[BEGIN RECORDS SUPPLIED]

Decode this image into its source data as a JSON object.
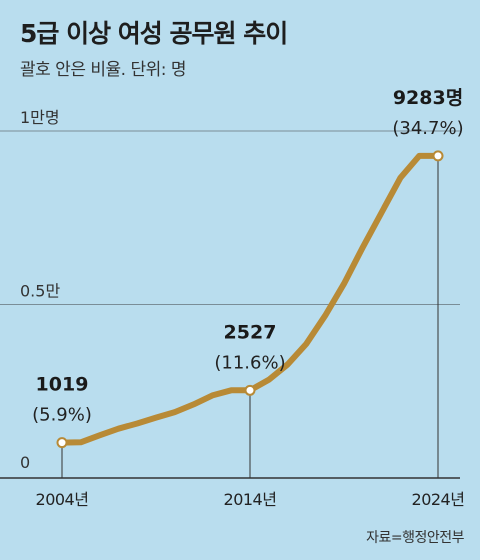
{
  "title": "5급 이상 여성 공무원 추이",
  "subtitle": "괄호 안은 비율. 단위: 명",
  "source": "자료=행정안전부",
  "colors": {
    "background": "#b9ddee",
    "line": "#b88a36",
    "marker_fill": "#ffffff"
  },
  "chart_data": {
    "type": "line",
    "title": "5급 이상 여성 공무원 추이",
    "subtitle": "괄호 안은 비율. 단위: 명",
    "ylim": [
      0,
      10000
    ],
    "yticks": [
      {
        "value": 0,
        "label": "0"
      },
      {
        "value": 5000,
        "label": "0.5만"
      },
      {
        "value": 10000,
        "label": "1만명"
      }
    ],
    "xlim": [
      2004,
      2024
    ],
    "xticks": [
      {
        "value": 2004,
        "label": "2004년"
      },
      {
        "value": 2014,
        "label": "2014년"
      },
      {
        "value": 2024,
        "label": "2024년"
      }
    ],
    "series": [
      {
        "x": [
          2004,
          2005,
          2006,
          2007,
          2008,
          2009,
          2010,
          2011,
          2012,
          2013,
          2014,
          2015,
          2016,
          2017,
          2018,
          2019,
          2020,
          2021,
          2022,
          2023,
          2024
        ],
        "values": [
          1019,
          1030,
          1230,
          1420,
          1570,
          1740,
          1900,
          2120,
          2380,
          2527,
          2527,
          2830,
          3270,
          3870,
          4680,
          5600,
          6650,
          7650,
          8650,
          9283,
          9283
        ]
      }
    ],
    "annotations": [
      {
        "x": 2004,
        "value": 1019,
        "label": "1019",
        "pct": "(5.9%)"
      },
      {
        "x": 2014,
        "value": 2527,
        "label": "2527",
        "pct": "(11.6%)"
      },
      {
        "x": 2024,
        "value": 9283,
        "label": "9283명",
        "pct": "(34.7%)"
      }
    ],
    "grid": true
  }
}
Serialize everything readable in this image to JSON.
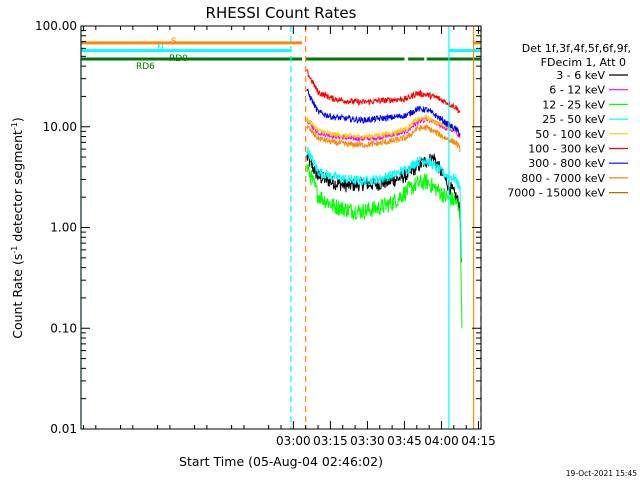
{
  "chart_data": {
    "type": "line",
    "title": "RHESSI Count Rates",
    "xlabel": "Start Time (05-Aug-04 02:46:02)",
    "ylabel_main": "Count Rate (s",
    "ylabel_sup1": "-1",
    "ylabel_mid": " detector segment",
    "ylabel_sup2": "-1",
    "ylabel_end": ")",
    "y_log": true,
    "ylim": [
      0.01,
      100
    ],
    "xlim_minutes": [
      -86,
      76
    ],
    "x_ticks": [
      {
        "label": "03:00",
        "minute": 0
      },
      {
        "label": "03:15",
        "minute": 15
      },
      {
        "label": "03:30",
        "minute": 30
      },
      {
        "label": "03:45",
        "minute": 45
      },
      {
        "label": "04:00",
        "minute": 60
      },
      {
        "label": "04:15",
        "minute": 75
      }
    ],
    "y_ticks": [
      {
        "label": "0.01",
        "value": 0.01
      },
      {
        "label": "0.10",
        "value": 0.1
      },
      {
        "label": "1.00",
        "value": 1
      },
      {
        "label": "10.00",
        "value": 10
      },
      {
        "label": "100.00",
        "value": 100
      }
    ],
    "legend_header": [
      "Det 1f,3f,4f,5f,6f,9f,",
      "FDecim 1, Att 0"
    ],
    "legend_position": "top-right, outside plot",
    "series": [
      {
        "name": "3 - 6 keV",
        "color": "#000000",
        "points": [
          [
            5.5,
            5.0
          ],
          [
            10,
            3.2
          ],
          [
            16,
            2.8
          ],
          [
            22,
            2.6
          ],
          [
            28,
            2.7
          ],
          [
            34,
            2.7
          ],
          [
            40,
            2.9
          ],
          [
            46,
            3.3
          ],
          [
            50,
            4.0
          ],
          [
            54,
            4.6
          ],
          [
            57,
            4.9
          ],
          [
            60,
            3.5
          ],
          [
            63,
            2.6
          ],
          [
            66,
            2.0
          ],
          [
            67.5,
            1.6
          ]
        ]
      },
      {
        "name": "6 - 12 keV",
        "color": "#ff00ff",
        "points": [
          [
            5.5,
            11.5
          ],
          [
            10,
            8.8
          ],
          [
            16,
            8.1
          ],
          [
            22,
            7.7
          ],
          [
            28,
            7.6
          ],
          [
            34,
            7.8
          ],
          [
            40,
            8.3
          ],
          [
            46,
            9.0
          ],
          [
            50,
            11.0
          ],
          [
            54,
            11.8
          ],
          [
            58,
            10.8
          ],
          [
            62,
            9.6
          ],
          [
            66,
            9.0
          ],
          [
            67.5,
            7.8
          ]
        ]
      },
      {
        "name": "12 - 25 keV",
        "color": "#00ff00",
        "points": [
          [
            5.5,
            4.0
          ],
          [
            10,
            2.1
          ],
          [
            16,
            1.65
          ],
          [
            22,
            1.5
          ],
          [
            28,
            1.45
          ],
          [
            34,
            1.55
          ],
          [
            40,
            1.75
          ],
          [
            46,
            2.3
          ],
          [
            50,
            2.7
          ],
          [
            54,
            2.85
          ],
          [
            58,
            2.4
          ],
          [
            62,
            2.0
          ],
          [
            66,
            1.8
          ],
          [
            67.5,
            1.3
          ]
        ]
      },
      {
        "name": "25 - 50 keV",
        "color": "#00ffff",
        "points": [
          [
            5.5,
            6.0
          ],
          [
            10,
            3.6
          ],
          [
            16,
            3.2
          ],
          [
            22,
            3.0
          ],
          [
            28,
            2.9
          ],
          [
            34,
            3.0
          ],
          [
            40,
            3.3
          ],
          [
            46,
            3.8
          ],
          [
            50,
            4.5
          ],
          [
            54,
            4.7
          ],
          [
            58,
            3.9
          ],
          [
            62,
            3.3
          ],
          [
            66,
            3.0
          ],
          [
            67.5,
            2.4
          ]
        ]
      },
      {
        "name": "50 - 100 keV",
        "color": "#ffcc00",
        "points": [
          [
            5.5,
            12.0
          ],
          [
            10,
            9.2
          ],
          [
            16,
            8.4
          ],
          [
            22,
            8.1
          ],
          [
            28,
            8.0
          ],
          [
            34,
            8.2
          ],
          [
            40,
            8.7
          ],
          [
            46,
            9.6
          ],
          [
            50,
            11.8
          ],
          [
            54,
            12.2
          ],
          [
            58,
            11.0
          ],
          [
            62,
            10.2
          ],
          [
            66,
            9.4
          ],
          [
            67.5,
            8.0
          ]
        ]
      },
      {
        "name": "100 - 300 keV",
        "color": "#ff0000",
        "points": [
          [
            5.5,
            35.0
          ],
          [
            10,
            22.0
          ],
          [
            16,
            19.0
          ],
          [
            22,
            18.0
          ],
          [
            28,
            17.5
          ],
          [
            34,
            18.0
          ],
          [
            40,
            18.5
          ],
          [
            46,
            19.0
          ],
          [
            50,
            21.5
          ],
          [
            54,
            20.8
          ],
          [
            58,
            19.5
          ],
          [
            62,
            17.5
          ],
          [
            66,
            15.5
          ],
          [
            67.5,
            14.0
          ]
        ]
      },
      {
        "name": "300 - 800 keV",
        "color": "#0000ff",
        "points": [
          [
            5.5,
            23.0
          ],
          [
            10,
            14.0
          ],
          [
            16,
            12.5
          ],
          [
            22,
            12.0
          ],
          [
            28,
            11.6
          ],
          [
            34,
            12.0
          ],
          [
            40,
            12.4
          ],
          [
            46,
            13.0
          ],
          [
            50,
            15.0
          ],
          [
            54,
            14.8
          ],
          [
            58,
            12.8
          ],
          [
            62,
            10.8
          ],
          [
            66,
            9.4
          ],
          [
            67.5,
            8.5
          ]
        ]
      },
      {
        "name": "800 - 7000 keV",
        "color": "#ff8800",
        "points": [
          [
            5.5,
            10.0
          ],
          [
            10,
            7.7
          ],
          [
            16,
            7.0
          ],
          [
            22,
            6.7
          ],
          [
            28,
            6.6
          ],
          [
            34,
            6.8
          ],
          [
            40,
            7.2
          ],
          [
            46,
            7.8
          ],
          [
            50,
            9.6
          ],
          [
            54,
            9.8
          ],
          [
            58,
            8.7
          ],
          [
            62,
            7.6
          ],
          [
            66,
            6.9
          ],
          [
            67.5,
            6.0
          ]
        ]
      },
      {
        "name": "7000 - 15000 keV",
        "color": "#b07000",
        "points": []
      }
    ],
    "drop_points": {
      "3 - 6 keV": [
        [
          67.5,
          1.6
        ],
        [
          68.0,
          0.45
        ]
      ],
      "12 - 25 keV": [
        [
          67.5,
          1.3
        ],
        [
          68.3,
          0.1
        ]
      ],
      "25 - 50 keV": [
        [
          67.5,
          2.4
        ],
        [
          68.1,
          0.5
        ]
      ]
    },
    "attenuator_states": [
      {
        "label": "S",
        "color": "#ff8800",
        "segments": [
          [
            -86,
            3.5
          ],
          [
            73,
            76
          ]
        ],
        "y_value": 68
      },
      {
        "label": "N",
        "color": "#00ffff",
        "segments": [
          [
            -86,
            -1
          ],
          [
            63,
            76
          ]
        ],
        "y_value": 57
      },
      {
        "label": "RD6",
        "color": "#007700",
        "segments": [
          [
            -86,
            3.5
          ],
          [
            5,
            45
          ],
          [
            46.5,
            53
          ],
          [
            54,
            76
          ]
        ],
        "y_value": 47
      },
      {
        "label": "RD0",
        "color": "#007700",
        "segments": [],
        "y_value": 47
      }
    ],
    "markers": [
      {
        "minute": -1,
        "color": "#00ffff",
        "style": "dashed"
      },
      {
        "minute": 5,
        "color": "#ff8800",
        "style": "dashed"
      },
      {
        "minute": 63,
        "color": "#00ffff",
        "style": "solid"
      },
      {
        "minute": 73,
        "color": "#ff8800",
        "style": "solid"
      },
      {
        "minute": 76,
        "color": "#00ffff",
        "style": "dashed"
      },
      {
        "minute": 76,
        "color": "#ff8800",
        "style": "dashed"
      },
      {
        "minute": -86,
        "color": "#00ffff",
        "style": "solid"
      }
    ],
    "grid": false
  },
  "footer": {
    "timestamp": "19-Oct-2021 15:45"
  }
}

[END RECORDS SUPPLIED]

GIVEN TASK -> Find each line holding "name". Copy it out.

FINAL RESULT ->
        "name": "3 - 6 keV",
        "name": "6 - 12 keV",
        "name": "12 - 25 keV",
        "name": "25 - 50 keV",
        "name": "50 - 100 keV",
        "name": "100 - 300 keV",
        "name": "300 - 800 keV",
        "name": "800 - 7000 keV",
        "name": "7000 - 15000 keV",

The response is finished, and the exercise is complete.